Records contained in a dataset:

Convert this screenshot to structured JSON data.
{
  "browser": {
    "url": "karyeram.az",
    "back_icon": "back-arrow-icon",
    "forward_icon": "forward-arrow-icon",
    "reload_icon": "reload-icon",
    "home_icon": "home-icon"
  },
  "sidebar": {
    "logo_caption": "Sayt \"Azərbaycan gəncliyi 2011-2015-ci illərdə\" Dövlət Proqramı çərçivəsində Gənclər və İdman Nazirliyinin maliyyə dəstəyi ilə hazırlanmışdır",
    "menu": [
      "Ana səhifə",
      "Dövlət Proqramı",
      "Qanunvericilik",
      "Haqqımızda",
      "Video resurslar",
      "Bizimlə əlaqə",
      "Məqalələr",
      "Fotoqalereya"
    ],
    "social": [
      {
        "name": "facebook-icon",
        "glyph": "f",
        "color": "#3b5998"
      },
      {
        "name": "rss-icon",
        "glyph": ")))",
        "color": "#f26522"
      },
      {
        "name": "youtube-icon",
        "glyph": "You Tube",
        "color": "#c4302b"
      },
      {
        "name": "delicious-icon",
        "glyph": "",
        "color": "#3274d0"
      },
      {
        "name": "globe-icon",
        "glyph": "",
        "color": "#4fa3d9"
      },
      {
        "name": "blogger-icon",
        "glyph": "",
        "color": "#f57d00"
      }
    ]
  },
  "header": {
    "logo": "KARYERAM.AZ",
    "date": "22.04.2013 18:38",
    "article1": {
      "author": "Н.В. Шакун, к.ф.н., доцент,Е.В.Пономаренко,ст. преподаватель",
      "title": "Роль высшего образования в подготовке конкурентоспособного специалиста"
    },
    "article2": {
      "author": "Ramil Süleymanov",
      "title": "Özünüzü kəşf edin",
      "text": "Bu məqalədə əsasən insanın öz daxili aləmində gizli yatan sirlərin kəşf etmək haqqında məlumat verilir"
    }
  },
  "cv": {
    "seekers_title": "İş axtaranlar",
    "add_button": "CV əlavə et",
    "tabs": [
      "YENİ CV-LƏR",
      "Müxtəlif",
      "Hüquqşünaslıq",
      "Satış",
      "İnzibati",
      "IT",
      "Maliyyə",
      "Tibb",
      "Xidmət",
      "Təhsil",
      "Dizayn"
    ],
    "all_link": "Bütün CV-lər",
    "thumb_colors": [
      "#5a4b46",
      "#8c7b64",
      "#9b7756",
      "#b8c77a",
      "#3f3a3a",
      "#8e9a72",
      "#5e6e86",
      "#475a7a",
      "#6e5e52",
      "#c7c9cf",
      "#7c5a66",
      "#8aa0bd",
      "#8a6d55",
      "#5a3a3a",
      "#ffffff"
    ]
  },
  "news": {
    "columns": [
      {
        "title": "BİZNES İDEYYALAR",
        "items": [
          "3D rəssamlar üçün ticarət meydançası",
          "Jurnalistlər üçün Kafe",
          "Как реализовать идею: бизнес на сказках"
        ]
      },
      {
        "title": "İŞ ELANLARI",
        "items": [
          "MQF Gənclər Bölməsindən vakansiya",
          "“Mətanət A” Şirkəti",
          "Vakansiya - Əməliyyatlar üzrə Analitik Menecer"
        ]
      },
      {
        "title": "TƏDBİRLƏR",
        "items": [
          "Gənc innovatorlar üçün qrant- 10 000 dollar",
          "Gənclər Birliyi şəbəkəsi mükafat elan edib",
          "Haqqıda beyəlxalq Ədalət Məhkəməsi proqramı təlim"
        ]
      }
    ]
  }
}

# What you need to do:
Write out every entry again exactly, please, with nothing missing.

# Answer to the exercise:
Convert this screenshot to structured JSON data.
{
  "browser": {
    "url": "karyeram.az",
    "back_icon": "back-arrow-icon",
    "forward_icon": "forward-arrow-icon",
    "reload_icon": "reload-icon",
    "home_icon": "home-icon"
  },
  "sidebar": {
    "logo_caption": "Sayt \"Azərbaycan gəncliyi 2011-2015-ci illərdə\" Dövlət Proqramı çərçivəsində Gənclər və İdman Nazirliyinin maliyyə dəstəyi ilə hazırlanmışdır",
    "menu": [
      "Ana səhifə",
      "Dövlət Proqramı",
      "Qanunvericilik",
      "Haqqımızda",
      "Video resurslar",
      "Bizimlə əlaqə",
      "Məqalələr",
      "Fotoqalereya"
    ],
    "social": [
      {
        "name": "facebook-icon",
        "glyph": "f",
        "color": "#3b5998"
      },
      {
        "name": "rss-icon",
        "glyph": ")))",
        "color": "#f26522"
      },
      {
        "name": "youtube-icon",
        "glyph": "You Tube",
        "color": "#c4302b"
      },
      {
        "name": "delicious-icon",
        "glyph": "",
        "color": "#3274d0"
      },
      {
        "name": "globe-icon",
        "glyph": "",
        "color": "#4fa3d9"
      },
      {
        "name": "blogger-icon",
        "glyph": "",
        "color": "#f57d00"
      }
    ]
  },
  "header": {
    "logo": "KARYERAM.AZ",
    "date": "22.04.2013 18:38",
    "article1": {
      "author": "Н.В. Шакун, к.ф.н., доцент,Е.В.Пономаренко,ст. преподаватель",
      "title": "Роль высшего образования в подготовке конкурентоспособного специалиста"
    },
    "article2": {
      "author": "Ramil Süleymanov",
      "title": "Özünüzü kəşf edin",
      "text": "Bu məqalədə əsasən insanın öz daxili aləmində gizli yatan sirlərin kəşf etmək haqqında məlumat verilir"
    }
  },
  "cv": {
    "seekers_title": "İş axtaranlar",
    "add_button": "CV əlavə et",
    "tabs": [
      "YENİ CV-LƏR",
      "Müxtəlif",
      "Hüquqşünaslıq",
      "Satış",
      "İnzibati",
      "IT",
      "Maliyyə",
      "Tibb",
      "Xidmət",
      "Təhsil",
      "Dizayn"
    ],
    "all_link": "Bütün CV-lər",
    "thumb_colors": [
      "#5a4b46",
      "#8c7b64",
      "#9b7756",
      "#b8c77a",
      "#3f3a3a",
      "#8e9a72",
      "#5e6e86",
      "#475a7a",
      "#6e5e52",
      "#c7c9cf",
      "#7c5a66",
      "#8aa0bd",
      "#8a6d55",
      "#5a3a3a",
      "#ffffff"
    ]
  },
  "news": {
    "columns": [
      {
        "title": "BİZNES İDEYYALAR",
        "items": [
          "3D rəssamlar üçün ticarət meydançası",
          "Jurnalistlər üçün Kafe",
          "Как реализовать идею: бизнес на сказках"
        ]
      },
      {
        "title": "İŞ ELANLARI",
        "items": [
          "MQF Gənclər Bölməsindən vakansiya",
          "“Mətanət A” Şirkəti",
          "Vakansiya - Əməliyyatlar üzrə Analitik Menecer"
        ]
      },
      {
        "title": "TƏDBİRLƏR",
        "items": [
          "Gənc innovatorlar üçün qrant- 10 000 dollar",
          "Gənclər Birliyi şəbəkəsi mükafat elan edib",
          "Haqqıda beyəlxalq Ədalət Məhkəməsi proqramı təlim"
        ]
      }
    ]
  }
}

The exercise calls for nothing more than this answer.